### Extracted information:

§

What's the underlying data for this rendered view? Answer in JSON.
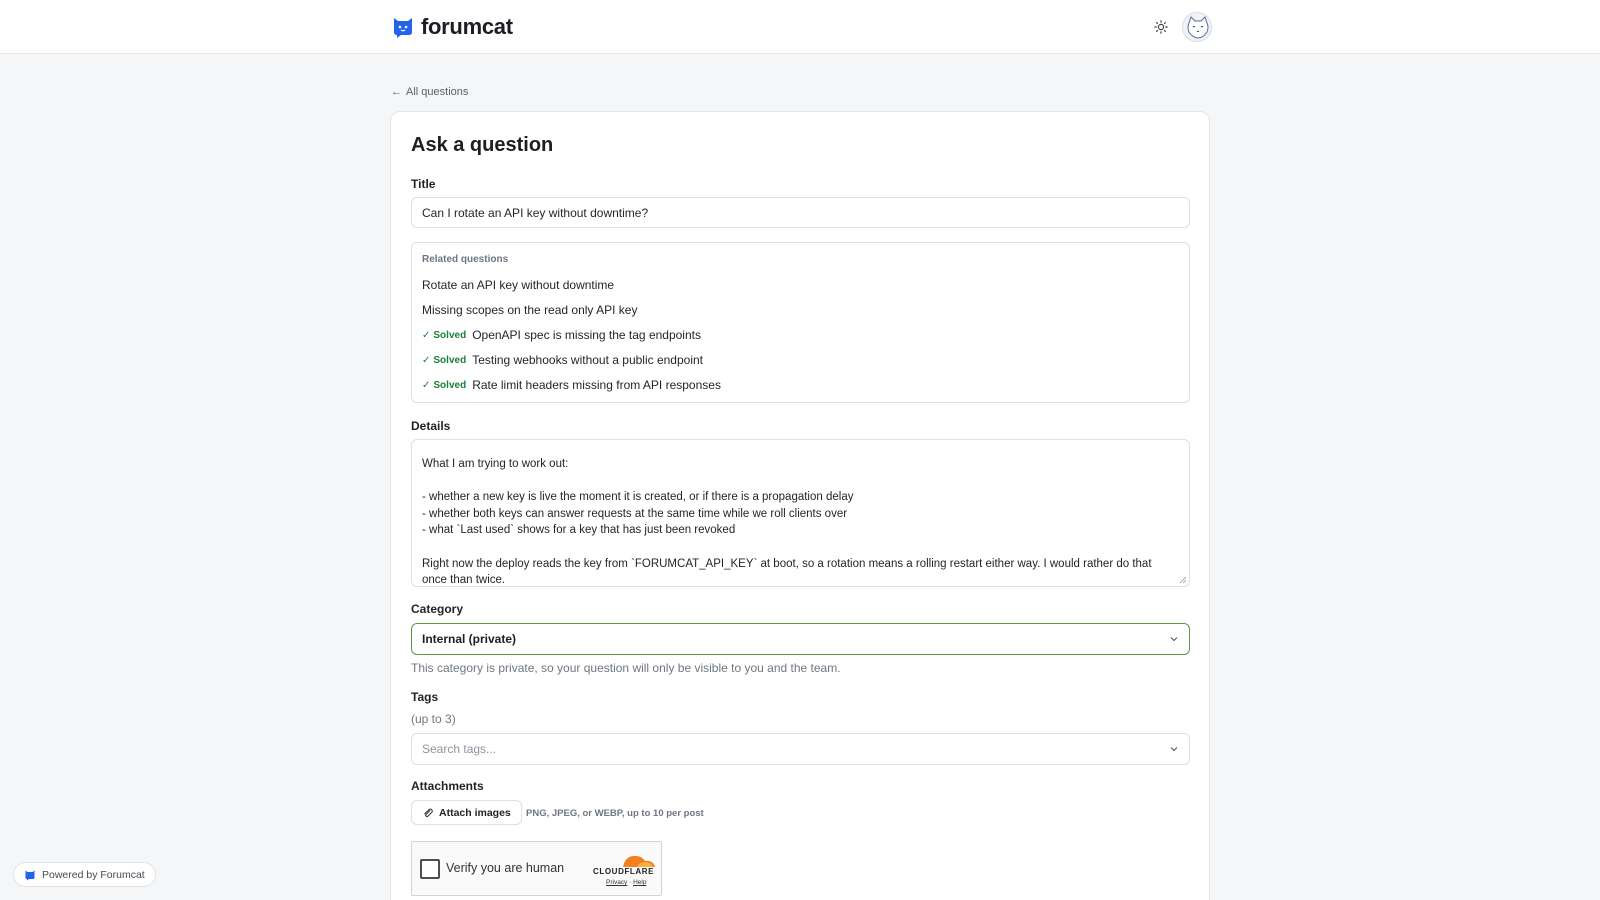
{
  "header": {
    "brand_name": "forumcat",
    "brand_color": "#2563eb"
  },
  "nav": {
    "back_label": "All questions"
  },
  "form": {
    "page_title": "Ask a question",
    "title_label": "Title",
    "title_value": "Can I rotate an API key without downtime?",
    "related": {
      "label": "Related questions",
      "solved_label": "Solved",
      "items": [
        {
          "text": "Rotate an API key without downtime",
          "solved": false
        },
        {
          "text": "Missing scopes on the read only API key",
          "solved": false
        },
        {
          "text": "OpenAPI spec is missing the tag endpoints",
          "solved": true
        },
        {
          "text": "Testing webhooks without a public endpoint",
          "solved": true
        },
        {
          "text": "Rate limit headers missing from API responses",
          "solved": true
        }
      ]
    },
    "details_label": "Details",
    "details_lines": [
      "What I am trying to work out:",
      "",
      "- whether a new key is live the moment it is created, or if there is a propagation delay",
      "- whether both keys can answer requests at the same time while we roll clients over",
      "- what `Last used` shows for a key that has just been revoked",
      "",
      "Right now the deploy reads the key from `FORUMCAT_API_KEY` at boot, so a rotation means a rolling restart either way. I would rather do that once than twice."
    ],
    "category_label": "Category",
    "category_value": "Internal (private)",
    "category_helper": "This category is private, so your question will only be visible to you and the team.",
    "tags_label": "Tags",
    "tags_hint": "(up to 3)",
    "tags_placeholder": "Search tags...",
    "attachments_label": "Attachments",
    "attach_button": "Attach images",
    "attach_note": "PNG, JPEG, or WEBP, up to 10 per post"
  },
  "captcha": {
    "text": "Verify you are human",
    "provider": "CLOUDFLARE",
    "privacy": "Privacy",
    "help": "Help",
    "accent": "#f38020"
  },
  "footer": {
    "powered_by": "Powered by Forumcat"
  }
}
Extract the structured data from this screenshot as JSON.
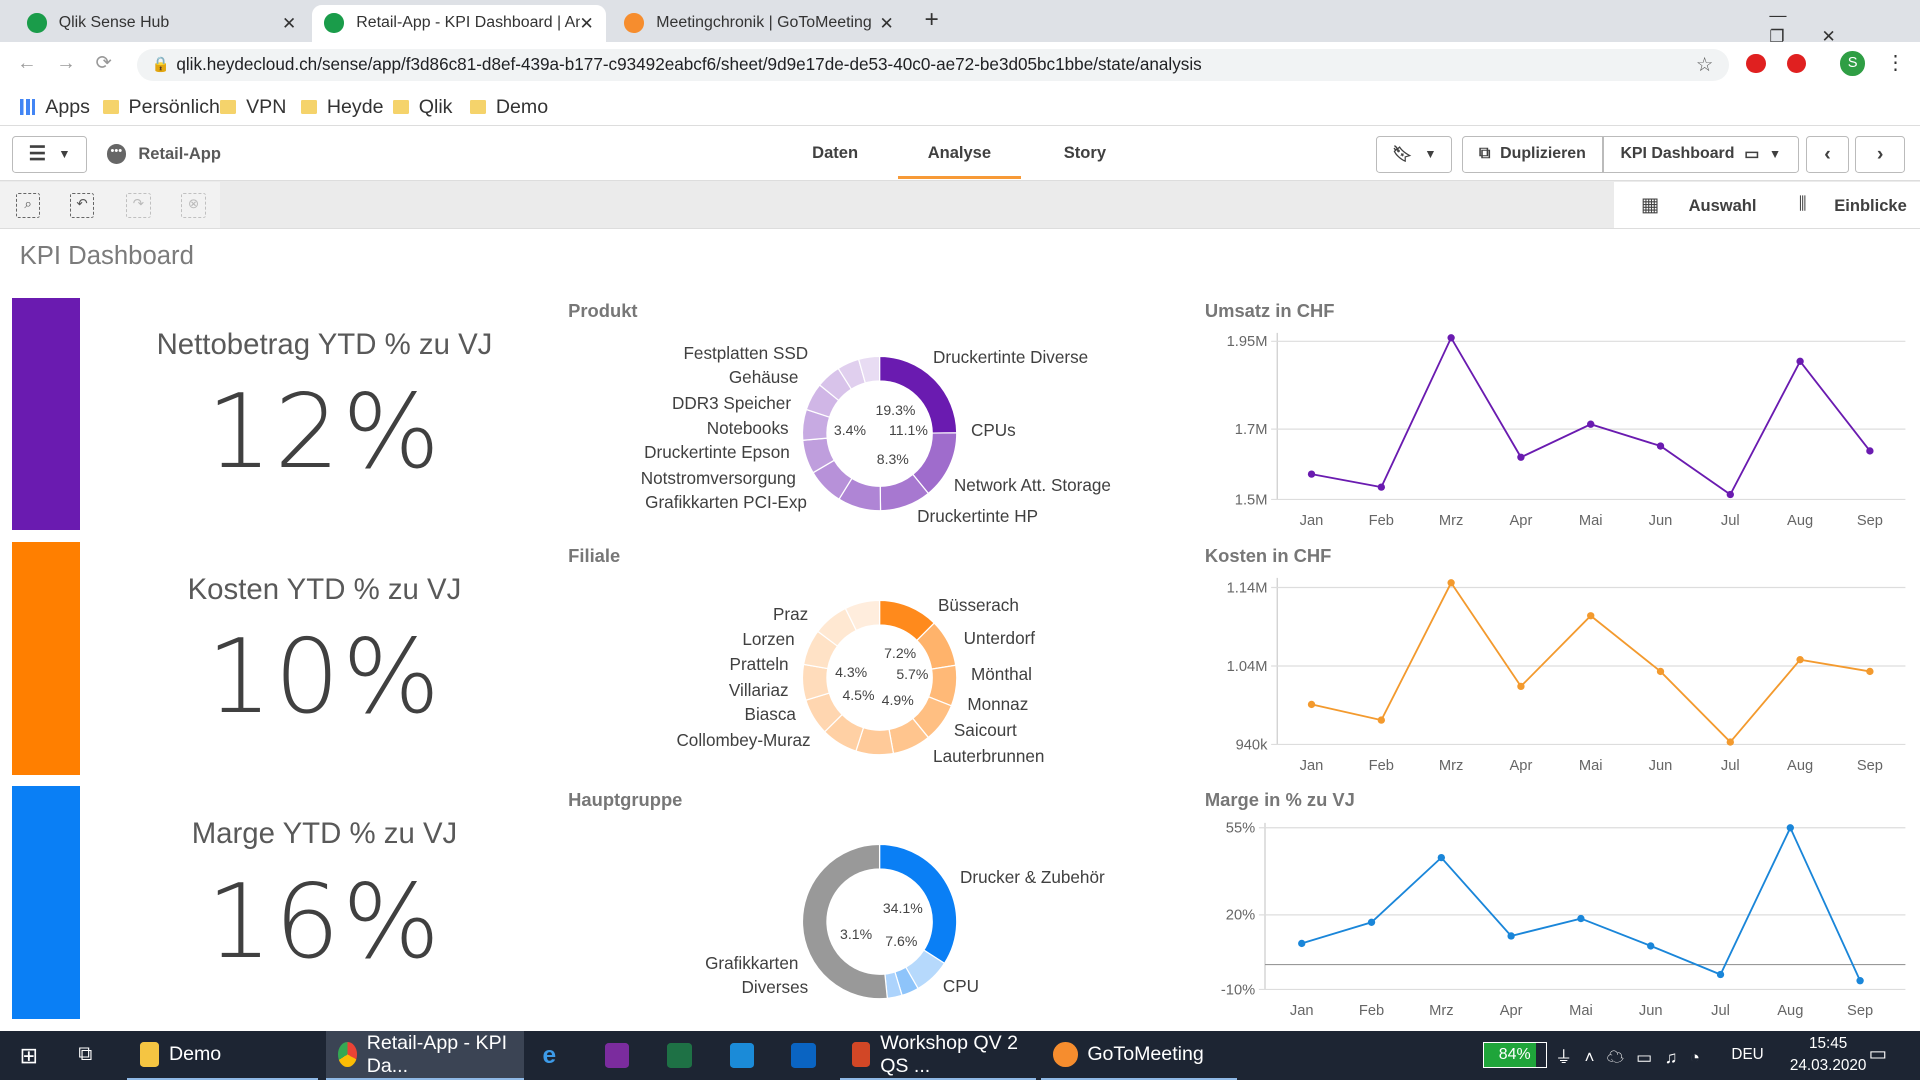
{
  "browser": {
    "tabs": [
      {
        "title": "Qlik Sense Hub",
        "active": false
      },
      {
        "title": "Retail-App - KPI Dashboard | Ana",
        "active": true
      },
      {
        "title": "Meetingchronik | GoToMeeting",
        "active": false
      }
    ],
    "url": "qlik.heydecloud.ch/sense/app/f3d86c81-d8ef-439a-b177-c93492eabcf6/sheet/9d9e17de-de53-40c0-ae72-be3d05bc1bbe/state/analysis",
    "profile_initial": "S",
    "bookmarks": [
      "Apps",
      "Persönlich",
      "VPN",
      "Heyde",
      "Qlik",
      "Demo"
    ]
  },
  "qlik": {
    "app_name": "Retail-App",
    "nav_tabs": [
      {
        "label": "Daten",
        "active": false
      },
      {
        "label": "Analyse",
        "active": true
      },
      {
        "label": "Story",
        "active": false
      }
    ],
    "duplicate_label": "Duplizieren",
    "sheet_selector": "KPI Dashboard",
    "selections_label": "Auswahl",
    "insights_label": "Einblicke",
    "accent": "#f79a37"
  },
  "sheet": {
    "title": "KPI Dashboard",
    "kpis": [
      {
        "title": "Nettobetrag YTD % zu VJ",
        "value": "12%",
        "color": "#6a1bb0"
      },
      {
        "title": "Kosten YTD % zu VJ",
        "value": "10%",
        "color": "#ff7f00"
      },
      {
        "title": "Marge YTD % zu VJ",
        "value": "16%",
        "color": "#0a7ff5"
      }
    ]
  },
  "chart_data": [
    {
      "type": "pie",
      "title": "Produkt",
      "donut": true,
      "color": "#6a1bb0",
      "slices": [
        {
          "name": "Druckertinte Diverse",
          "pct": 19.3,
          "label": "19.3%"
        },
        {
          "name": "CPUs",
          "pct": 11.1,
          "label": "11.1%"
        },
        {
          "name": "Network Att. Storage",
          "pct": 8.3,
          "label": "8.3%"
        },
        {
          "name": "Druckertinte HP",
          "pct": 7.0
        },
        {
          "name": "Grafikkarten PCI-Exp",
          "pct": 6.0
        },
        {
          "name": "Notstromversorgung",
          "pct": 5.5
        },
        {
          "name": "Druckertinte Epson",
          "pct": 5.0
        },
        {
          "name": "Notebooks",
          "pct": 4.5
        },
        {
          "name": "DDR3 Speicher",
          "pct": 4.0
        },
        {
          "name": "Gehäuse",
          "pct": 3.6
        },
        {
          "name": "Festplatten SSD",
          "pct": 3.4,
          "label": "3.4%"
        }
      ]
    },
    {
      "type": "pie",
      "title": "Filiale",
      "donut": true,
      "color": "#ff8a1c",
      "slices": [
        {
          "name": "Büsserach",
          "pct": 7.2,
          "label": "7.2%"
        },
        {
          "name": "Unterdorf",
          "pct": 5.7,
          "label": "5.7%"
        },
        {
          "name": "Mönthal",
          "pct": 4.9,
          "label": "4.9%"
        },
        {
          "name": "Monnaz",
          "pct": 4.7
        },
        {
          "name": "Saicourt",
          "pct": 4.6
        },
        {
          "name": "Lauterbrunnen",
          "pct": 4.5,
          "label": "4.5%"
        },
        {
          "name": "Collombey-Muraz",
          "pct": 4.4
        },
        {
          "name": "Biasca",
          "pct": 4.4
        },
        {
          "name": "Villariaz",
          "pct": 4.3
        },
        {
          "name": "Pratteln",
          "pct": 4.3
        },
        {
          "name": "Lorzen",
          "pct": 4.3,
          "label": "4.3%"
        },
        {
          "name": "Praz",
          "pct": 4.2
        }
      ]
    },
    {
      "type": "pie",
      "title": "Hauptgruppe",
      "donut": true,
      "color": "#0a7ff5",
      "slices": [
        {
          "name": "Drucker & Zubehör",
          "pct": 34.1,
          "label": "34.1%"
        },
        {
          "name": "CPU",
          "pct": 7.6,
          "label": "7.6%"
        },
        {
          "name": "Diverses",
          "pct": 3.6
        },
        {
          "name": "Grafikkarten",
          "pct": 3.1,
          "label": "3.1%"
        },
        {
          "name": "",
          "pct": 51.6
        }
      ]
    },
    {
      "type": "line",
      "title": "Umsatz in CHF",
      "color": "#6a1bb0",
      "categories": [
        "Jan",
        "Feb",
        "Mrz",
        "Apr",
        "Mai",
        "Jun",
        "Jul",
        "Aug",
        "Sep"
      ],
      "values": [
        1572000,
        1535000,
        1960000,
        1620000,
        1714000,
        1652000,
        1514000,
        1893000,
        1638000
      ],
      "yticks": [
        {
          "v": 1500000,
          "label": "1.5M"
        },
        {
          "v": 1700000,
          "label": "1.7M"
        },
        {
          "v": 1950000,
          "label": "1.95M"
        }
      ],
      "ylim": [
        1500000,
        1960000
      ],
      "grid": true
    },
    {
      "type": "line",
      "title": "Kosten in CHF",
      "color": "#f39a2e",
      "categories": [
        "Jan",
        "Feb",
        "Mrz",
        "Apr",
        "Mai",
        "Jun",
        "Jul",
        "Aug",
        "Sep"
      ],
      "values": [
        991000,
        971000,
        1146000,
        1014000,
        1104000,
        1033000,
        943000,
        1048000,
        1033000
      ],
      "yticks": [
        {
          "v": 940000,
          "label": "940k"
        },
        {
          "v": 1040000,
          "label": "1.04M"
        },
        {
          "v": 1140000,
          "label": "1.14M"
        }
      ],
      "ylim": [
        940000,
        1146000
      ],
      "grid": true
    },
    {
      "type": "line",
      "title": "Marge in % zu VJ",
      "color": "#1a86d9",
      "categories": [
        "Jan",
        "Feb",
        "Mrz",
        "Apr",
        "Mai",
        "Jun",
        "Jul",
        "Aug",
        "Sep"
      ],
      "values": [
        8.5,
        17,
        43,
        11.5,
        18.5,
        7.5,
        -4,
        55,
        -6.5
      ],
      "yticks": [
        {
          "v": -10,
          "label": "-10%"
        },
        {
          "v": 20,
          "label": "20%"
        },
        {
          "v": 55,
          "label": "55%"
        }
      ],
      "ylim": [
        -10,
        55
      ],
      "zero_line": true,
      "grid": true
    }
  ],
  "taskbar": {
    "items": [
      {
        "label": "Demo"
      },
      {
        "label": "Retail-App - KPI Da..."
      },
      {
        "label": "Workshop QV 2 QS ..."
      },
      {
        "label": "GoToMeeting"
      }
    ],
    "battery": "84%",
    "language": "DEU",
    "time": "15:45",
    "date": "24.03.2020"
  }
}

§

### Task to carry out:
Scan the material above. Copy each line where "only" occurs.

### Answer to this problem:
          "text": "Missing scopes on the read only API key",
    "category_helper": "This category is private, so your question will only be visible to you and the team.",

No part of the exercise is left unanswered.